-- WHAT YOU WILL DO --
Within the records that follow, find every line containing the string "these". Copy those lines.

····················

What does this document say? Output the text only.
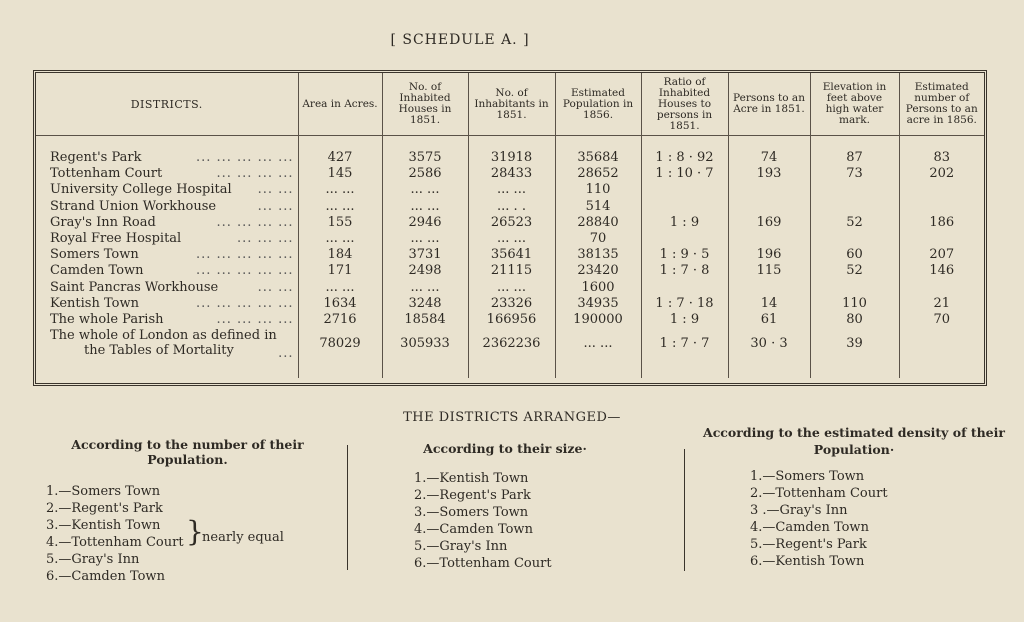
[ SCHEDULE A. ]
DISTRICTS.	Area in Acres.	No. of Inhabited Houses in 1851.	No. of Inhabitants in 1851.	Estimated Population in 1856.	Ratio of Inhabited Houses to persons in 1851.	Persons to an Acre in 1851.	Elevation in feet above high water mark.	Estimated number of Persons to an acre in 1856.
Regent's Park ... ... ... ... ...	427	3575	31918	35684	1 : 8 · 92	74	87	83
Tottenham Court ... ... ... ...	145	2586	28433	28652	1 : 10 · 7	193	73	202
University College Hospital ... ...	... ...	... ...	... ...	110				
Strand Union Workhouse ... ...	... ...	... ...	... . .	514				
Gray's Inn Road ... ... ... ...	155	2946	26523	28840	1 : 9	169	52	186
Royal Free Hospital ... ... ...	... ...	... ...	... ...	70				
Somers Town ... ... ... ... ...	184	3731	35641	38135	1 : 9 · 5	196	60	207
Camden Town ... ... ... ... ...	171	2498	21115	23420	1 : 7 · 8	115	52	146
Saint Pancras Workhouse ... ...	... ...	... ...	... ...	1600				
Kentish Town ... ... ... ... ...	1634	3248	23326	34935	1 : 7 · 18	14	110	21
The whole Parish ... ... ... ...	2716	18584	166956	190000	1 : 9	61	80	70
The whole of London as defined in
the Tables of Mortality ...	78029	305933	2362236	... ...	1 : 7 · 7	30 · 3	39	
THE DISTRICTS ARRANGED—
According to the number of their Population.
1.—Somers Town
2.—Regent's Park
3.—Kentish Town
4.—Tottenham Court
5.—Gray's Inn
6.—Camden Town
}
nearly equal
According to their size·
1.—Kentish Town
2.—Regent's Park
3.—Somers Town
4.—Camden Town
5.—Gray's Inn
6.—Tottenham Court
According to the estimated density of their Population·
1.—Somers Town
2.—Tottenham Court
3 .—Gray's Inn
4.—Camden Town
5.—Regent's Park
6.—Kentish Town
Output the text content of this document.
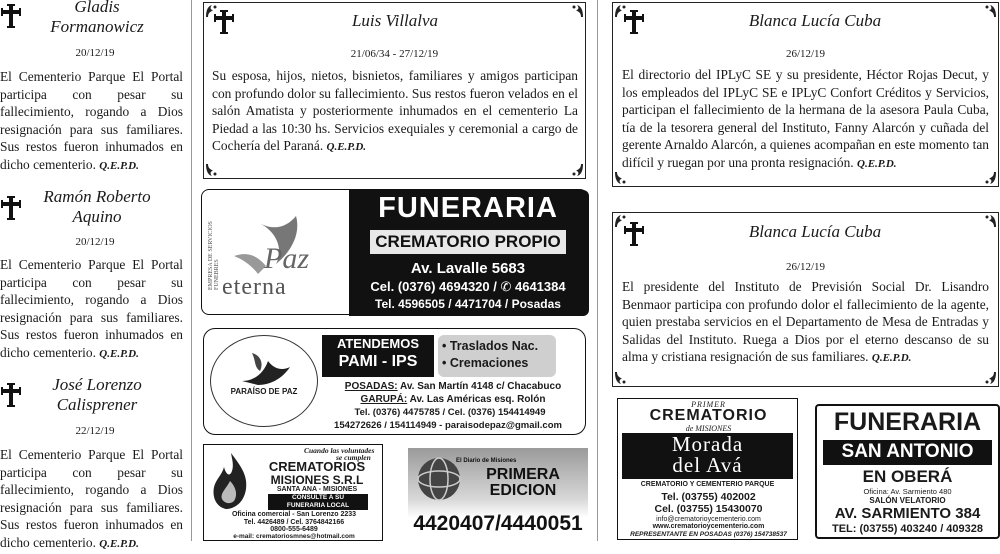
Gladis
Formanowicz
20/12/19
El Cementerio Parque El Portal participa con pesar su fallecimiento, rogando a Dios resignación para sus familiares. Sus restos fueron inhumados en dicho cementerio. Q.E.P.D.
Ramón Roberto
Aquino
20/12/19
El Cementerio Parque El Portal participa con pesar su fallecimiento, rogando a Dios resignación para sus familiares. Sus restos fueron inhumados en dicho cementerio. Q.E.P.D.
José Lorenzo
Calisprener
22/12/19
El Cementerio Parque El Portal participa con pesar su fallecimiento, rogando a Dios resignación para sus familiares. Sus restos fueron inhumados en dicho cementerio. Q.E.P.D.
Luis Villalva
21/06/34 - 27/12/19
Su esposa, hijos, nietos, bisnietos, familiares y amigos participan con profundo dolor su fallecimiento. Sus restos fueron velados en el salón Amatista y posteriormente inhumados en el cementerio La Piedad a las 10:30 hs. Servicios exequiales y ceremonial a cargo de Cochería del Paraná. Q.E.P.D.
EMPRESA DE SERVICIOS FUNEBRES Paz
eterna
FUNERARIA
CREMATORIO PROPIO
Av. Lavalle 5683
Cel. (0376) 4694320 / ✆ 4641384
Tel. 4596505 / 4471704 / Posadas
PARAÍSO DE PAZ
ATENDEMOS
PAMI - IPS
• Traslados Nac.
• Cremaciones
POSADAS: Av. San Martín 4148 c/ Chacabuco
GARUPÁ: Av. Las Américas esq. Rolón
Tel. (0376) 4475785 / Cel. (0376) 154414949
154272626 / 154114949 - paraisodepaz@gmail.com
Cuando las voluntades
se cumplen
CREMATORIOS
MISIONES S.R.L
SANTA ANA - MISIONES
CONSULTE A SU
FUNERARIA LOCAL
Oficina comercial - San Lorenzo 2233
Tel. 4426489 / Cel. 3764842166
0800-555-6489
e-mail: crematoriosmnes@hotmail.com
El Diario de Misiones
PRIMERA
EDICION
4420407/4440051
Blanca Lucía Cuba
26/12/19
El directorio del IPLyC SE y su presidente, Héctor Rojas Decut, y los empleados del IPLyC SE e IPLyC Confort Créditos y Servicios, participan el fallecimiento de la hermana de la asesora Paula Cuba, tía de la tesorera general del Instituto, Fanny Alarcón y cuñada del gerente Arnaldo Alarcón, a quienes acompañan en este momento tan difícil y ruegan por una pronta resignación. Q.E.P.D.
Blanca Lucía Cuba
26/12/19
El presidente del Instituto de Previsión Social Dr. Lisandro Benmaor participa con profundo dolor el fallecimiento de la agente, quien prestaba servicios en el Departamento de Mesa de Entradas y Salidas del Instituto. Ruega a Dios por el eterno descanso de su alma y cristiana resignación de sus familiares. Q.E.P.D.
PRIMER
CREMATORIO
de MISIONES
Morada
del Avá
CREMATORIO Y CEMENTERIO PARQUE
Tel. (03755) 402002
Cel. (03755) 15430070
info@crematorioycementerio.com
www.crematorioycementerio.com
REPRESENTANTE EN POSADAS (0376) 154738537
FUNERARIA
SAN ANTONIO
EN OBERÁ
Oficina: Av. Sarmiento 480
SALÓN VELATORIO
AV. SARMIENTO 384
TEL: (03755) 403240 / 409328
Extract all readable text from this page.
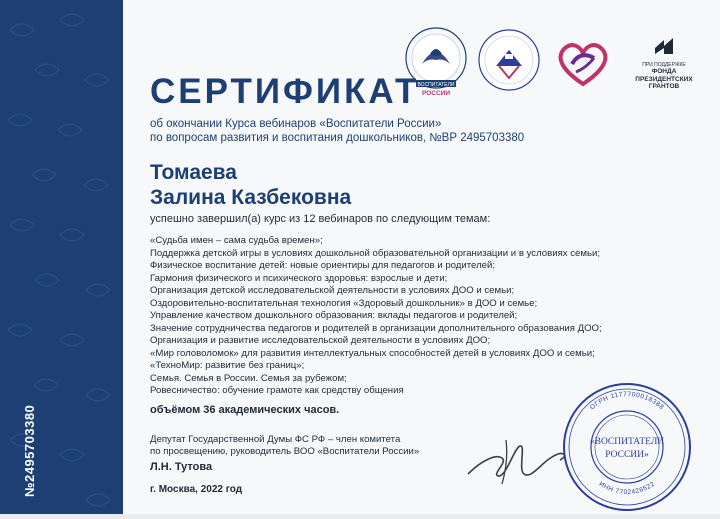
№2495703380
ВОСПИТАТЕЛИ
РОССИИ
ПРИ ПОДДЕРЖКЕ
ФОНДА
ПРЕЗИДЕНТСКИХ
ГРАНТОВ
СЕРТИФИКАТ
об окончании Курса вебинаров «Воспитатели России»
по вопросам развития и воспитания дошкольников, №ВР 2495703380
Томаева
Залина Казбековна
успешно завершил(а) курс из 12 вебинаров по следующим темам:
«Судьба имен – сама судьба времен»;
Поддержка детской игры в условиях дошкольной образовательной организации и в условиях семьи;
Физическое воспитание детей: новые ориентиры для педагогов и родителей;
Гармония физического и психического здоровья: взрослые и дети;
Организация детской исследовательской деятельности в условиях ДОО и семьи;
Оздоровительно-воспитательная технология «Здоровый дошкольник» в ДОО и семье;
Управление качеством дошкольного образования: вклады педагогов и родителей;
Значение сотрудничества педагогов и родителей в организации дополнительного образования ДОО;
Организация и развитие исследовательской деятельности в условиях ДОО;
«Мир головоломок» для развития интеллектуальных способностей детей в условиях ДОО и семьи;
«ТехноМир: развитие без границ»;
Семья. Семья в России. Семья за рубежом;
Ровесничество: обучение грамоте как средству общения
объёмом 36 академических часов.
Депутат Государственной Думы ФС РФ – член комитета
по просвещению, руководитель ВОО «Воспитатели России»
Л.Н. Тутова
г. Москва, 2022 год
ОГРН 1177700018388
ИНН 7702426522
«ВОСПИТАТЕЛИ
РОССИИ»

····················

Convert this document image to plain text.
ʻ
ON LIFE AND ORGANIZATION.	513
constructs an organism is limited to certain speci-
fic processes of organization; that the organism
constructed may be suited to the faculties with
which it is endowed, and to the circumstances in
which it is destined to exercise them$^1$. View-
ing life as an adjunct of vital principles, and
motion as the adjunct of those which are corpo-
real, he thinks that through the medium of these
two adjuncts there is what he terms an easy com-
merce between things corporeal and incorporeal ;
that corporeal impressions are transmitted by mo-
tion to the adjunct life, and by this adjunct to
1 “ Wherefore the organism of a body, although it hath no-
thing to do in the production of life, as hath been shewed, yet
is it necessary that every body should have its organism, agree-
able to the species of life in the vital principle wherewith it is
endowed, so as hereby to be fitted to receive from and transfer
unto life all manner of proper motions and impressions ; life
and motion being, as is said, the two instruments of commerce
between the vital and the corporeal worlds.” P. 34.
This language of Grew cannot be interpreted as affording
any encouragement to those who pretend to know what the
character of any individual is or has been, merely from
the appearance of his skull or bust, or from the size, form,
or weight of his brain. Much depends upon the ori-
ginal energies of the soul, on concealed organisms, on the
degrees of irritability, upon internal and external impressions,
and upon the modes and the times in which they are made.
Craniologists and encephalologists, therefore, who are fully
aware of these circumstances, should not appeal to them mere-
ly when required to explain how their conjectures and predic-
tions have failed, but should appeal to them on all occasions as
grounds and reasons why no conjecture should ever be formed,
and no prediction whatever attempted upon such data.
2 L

····················

-- RESULT OF THIS EXERCISE --
real, he thinks that through the medium of these
aware of these circumstances, should not appeal to them mere-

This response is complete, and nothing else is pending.